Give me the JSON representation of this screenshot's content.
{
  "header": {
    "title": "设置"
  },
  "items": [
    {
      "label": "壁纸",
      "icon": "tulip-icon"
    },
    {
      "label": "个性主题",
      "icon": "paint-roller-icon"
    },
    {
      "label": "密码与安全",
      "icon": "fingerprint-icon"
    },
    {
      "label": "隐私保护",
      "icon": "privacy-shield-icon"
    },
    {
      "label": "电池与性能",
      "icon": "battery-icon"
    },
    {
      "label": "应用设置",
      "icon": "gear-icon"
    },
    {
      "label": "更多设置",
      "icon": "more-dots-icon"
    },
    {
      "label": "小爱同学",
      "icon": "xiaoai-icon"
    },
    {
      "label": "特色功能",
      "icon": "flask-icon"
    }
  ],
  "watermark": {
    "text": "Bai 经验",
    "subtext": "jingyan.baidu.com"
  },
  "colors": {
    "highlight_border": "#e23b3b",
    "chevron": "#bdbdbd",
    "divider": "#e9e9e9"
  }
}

***

▸ WHAT TO PRODUCE
Select and copy each line from the data that includes the word "label".

▸ FINAL RESULT
      "label": "壁纸",
      "label": "个性主题",
      "label": "密码与安全",
      "label": "隐私保护",
      "label": "电池与性能",
      "label": "应用设置",
      "label": "更多设置",
      "label": "小爱同学",
      "label": "特色功能",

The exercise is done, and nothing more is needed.